**TASK:**
Restate the whole of the material. Keep every word, and drop the pictures.

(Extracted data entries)

▬▬▬▬▬▬

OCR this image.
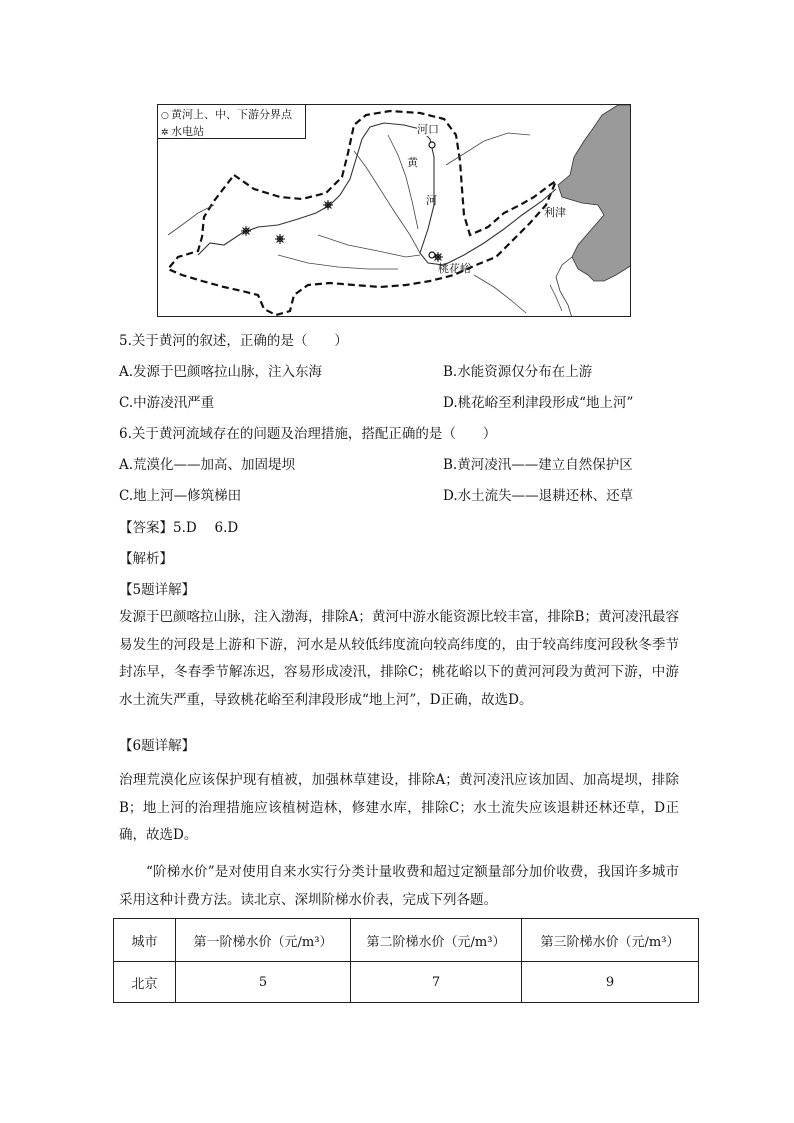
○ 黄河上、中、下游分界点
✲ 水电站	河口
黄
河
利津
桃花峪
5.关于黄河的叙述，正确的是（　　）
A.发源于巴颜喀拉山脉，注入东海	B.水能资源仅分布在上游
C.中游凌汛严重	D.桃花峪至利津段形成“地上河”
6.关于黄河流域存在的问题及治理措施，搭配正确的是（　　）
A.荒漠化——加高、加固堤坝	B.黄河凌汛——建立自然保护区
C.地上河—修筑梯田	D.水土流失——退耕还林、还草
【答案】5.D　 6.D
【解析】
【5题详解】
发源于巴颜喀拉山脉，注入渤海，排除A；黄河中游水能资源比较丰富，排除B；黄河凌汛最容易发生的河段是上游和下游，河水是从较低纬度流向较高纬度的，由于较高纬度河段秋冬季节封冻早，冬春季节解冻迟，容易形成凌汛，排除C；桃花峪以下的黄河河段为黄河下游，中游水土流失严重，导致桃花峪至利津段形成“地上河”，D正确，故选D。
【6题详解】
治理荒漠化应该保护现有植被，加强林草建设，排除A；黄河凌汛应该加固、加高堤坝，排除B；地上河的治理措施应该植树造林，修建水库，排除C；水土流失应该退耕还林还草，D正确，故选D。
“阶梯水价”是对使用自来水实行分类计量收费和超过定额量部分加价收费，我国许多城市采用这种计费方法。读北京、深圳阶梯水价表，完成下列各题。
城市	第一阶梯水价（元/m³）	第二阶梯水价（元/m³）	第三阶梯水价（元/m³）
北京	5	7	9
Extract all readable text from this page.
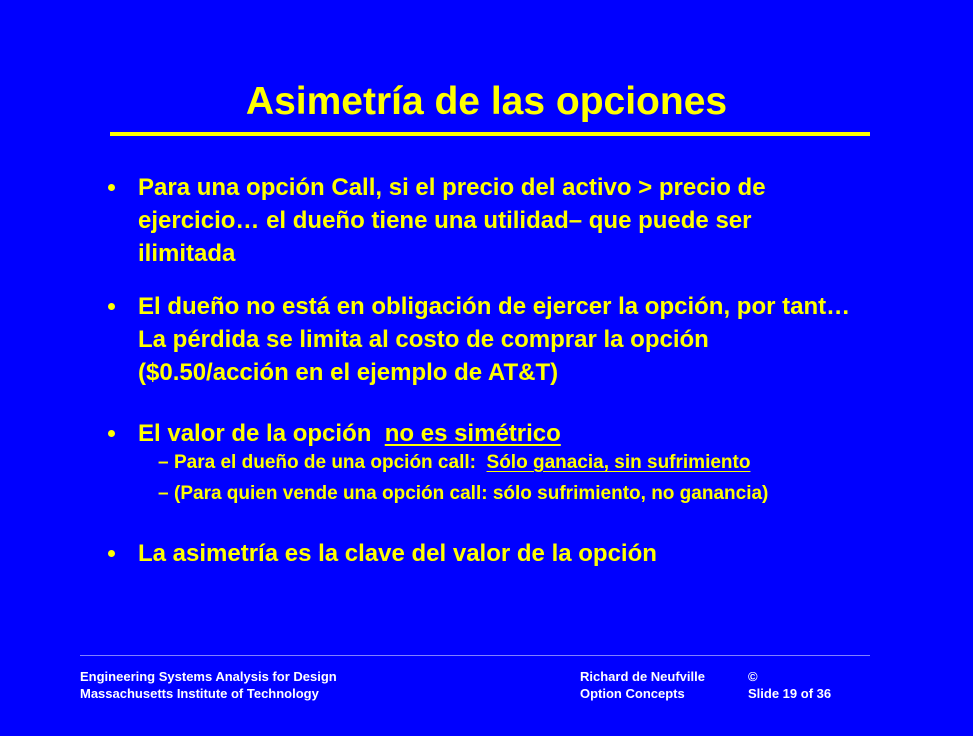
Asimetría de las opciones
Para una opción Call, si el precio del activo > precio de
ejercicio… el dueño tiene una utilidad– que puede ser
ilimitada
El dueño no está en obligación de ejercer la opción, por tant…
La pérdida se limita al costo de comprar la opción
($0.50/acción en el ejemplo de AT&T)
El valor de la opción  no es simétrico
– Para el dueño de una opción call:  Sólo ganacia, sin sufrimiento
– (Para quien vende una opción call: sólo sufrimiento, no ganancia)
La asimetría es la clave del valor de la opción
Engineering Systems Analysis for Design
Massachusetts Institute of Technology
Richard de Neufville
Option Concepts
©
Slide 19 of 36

▬▬▬▬▬▬

**EXPECTED ANSWER:**
OCR this image.
○ 黄河上、中、下游分界点
✲ 水电站	河口
黄
河
利津
桃花峪
5.关于黄河的叙述，正确的是（　　）
A.发源于巴颜喀拉山脉，注入东海	B.水能资源仅分布在上游
C.中游凌汛严重	D.桃花峪至利津段形成“地上河”
6.关于黄河流域存在的问题及治理措施，搭配正确的是（　　）
A.荒漠化——加高、加固堤坝	B.黄河凌汛——建立自然保护区
C.地上河—修筑梯田	D.水土流失——退耕还林、还草
【答案】5.D　 6.D
【解析】
【5题详解】
发源于巴颜喀拉山脉，注入渤海，排除A；黄河中游水能资源比较丰富，排除B；黄河凌汛最容易发生的河段是上游和下游，河水是从较低纬度流向较高纬度的，由于较高纬度河段秋冬季节封冻早，冬春季节解冻迟，容易形成凌汛，排除C；桃花峪以下的黄河河段为黄河下游，中游水土流失严重，导致桃花峪至利津段形成“地上河”，D正确，故选D。
【6题详解】
治理荒漠化应该保护现有植被，加强林草建设，排除A；黄河凌汛应该加固、加高堤坝，排除B；地上河的治理措施应该植树造林，修建水库，排除C；水土流失应该退耕还林还草，D正确，故选D。
“阶梯水价”是对使用自来水实行分类计量收费和超过定额量部分加价收费，我国许多城市采用这种计费方法。读北京、深圳阶梯水价表，完成下列各题。
城市	第一阶梯水价（元/m³）	第二阶梯水价（元/m³）	第三阶梯水价（元/m³）
北京	5	7	9
Extract all readable text from this page.
Asimetría de las opciones
Para una opción Call, si el precio del activo > precio de
ejercicio… el dueño tiene una utilidad– que puede ser
ilimitada
El dueño no está en obligación de ejercer la opción, por tant…
La pérdida se limita al costo de comprar la opción
($0.50/acción en el ejemplo de AT&T)
El valor de la opción  no es simétrico
– Para el dueño de una opción call:  Sólo ganacia, sin sufrimiento
– (Para quien vende una opción call: sólo sufrimiento, no ganancia)
La asimetría es la clave del valor de la opción
Engineering Systems Analysis for Design
Massachusetts Institute of Technology
Richard de Neufville
Option Concepts
©
Slide 19 of 36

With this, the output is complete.